Select every line below containing the word "forskjellige".
--- start Exercise inputs ---
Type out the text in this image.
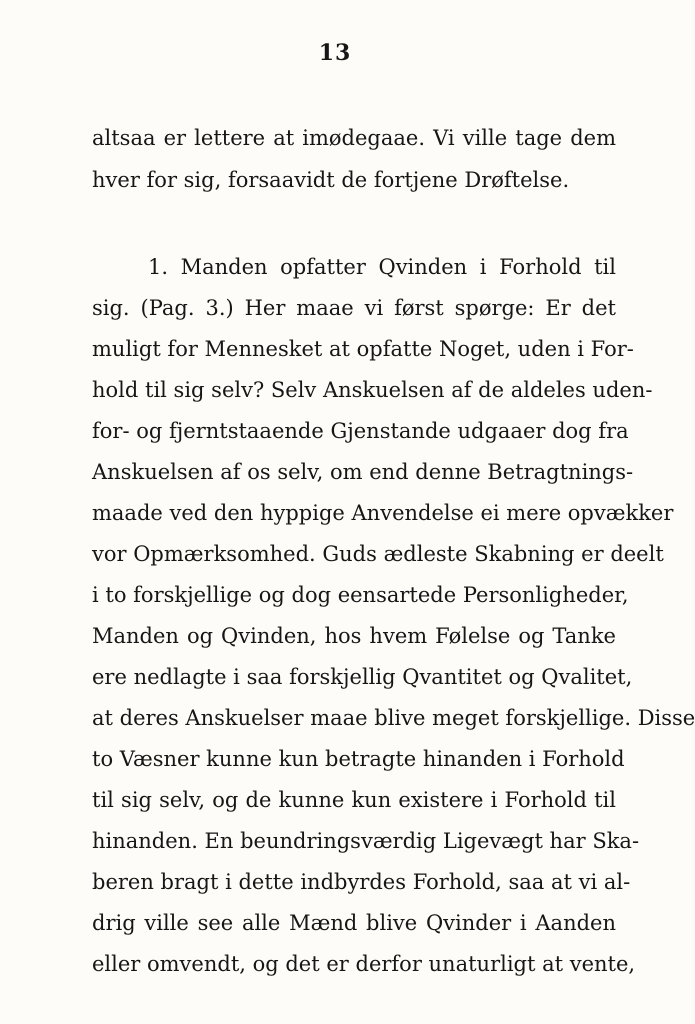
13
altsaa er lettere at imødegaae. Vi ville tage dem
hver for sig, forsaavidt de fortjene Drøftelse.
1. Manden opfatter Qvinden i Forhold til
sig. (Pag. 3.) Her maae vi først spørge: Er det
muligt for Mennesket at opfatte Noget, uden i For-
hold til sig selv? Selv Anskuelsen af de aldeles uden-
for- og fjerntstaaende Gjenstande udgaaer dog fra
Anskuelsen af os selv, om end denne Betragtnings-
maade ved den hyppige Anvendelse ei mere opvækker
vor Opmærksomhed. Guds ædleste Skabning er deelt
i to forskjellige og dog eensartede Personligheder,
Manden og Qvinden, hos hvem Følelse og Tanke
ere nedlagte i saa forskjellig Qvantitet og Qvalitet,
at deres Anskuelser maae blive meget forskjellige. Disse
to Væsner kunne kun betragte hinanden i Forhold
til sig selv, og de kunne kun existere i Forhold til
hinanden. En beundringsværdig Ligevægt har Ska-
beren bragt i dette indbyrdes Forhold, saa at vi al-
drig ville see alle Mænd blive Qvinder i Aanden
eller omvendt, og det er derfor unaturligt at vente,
--- end Exercise inputs ---
--- start Exercise inputs ---
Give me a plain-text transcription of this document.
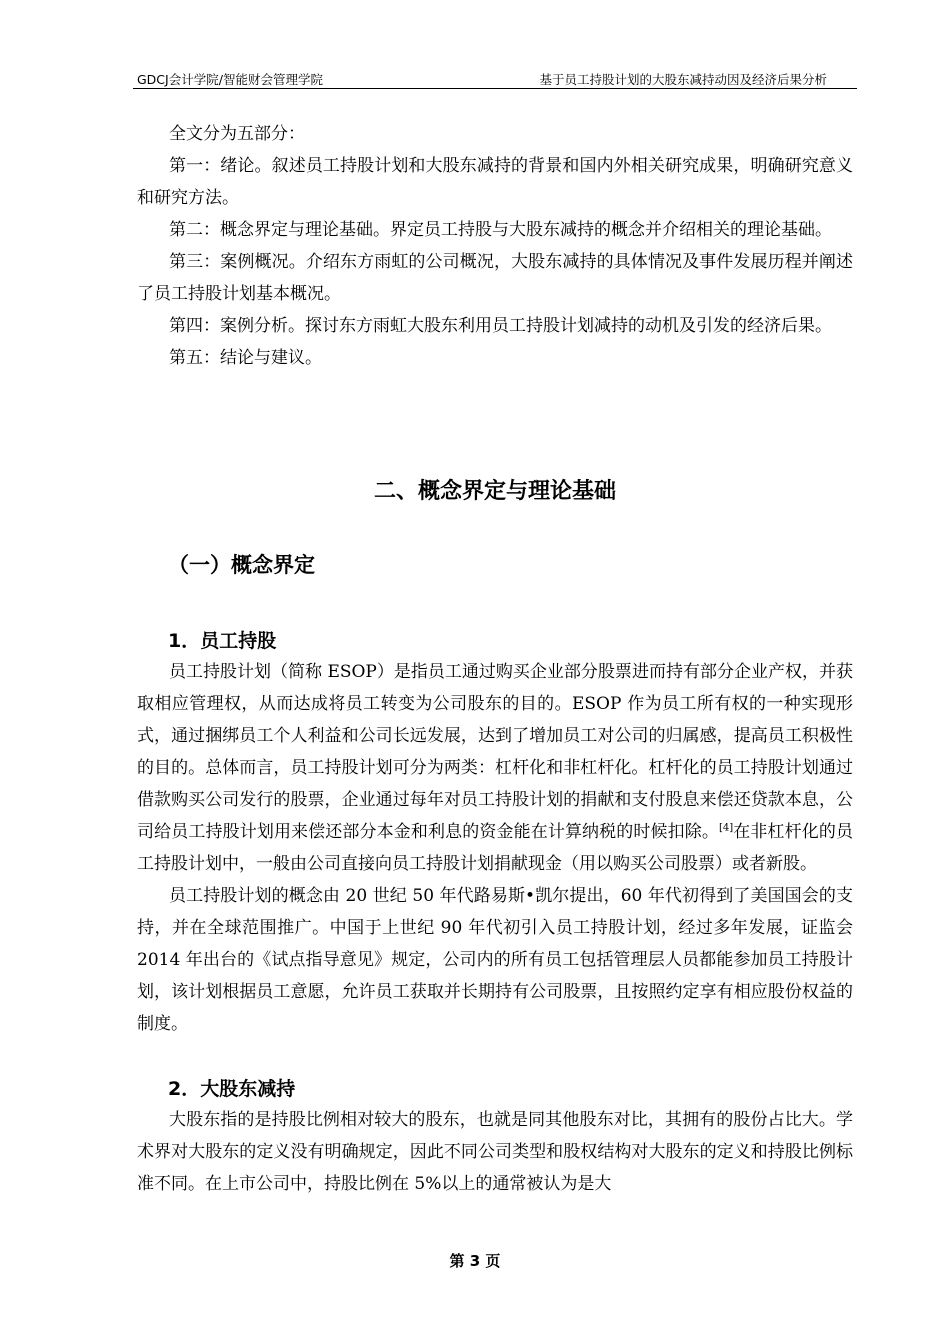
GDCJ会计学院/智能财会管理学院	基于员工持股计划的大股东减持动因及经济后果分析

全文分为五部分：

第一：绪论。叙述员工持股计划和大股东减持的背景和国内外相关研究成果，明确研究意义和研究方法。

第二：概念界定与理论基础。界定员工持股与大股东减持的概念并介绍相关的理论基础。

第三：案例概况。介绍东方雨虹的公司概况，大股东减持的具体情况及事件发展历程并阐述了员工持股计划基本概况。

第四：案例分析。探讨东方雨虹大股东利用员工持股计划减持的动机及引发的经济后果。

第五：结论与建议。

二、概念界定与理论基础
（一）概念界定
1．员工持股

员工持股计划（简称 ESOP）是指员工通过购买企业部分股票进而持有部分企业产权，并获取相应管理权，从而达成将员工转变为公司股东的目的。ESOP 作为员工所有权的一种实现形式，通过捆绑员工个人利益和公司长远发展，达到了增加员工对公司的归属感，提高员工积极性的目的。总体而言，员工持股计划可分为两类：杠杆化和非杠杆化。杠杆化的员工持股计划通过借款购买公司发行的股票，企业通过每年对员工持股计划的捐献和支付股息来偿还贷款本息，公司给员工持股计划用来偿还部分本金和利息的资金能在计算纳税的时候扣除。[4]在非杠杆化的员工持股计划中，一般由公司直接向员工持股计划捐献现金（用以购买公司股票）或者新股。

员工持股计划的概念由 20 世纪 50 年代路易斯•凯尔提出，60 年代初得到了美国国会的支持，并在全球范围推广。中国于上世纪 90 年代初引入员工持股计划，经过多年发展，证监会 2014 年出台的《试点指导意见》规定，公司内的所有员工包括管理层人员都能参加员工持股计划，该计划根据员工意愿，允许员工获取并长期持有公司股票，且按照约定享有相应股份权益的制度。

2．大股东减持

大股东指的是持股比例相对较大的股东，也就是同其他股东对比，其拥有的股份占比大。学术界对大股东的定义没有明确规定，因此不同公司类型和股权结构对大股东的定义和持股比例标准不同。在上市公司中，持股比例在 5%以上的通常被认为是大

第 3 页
--- end Exercise inputs ---
--- start Exercise inputs ---
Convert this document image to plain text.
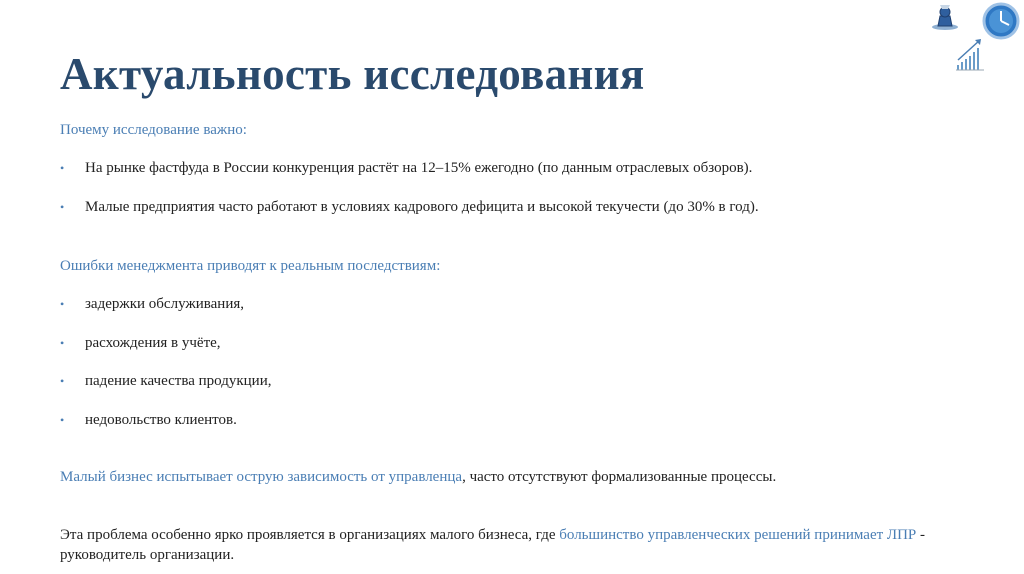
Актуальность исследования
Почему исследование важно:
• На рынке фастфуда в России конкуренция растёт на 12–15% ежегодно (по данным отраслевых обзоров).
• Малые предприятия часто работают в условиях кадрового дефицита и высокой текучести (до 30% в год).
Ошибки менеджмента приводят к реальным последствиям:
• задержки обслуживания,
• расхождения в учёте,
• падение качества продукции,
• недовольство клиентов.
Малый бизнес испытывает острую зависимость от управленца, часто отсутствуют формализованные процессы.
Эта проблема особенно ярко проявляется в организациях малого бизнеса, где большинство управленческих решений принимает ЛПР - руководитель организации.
--- end Exercise inputs ---
#### Solution for this exercise
i to forskjellige og dog eensartede Personligheder,
at deres Anskuelser maae blive meget forskjellige. Disse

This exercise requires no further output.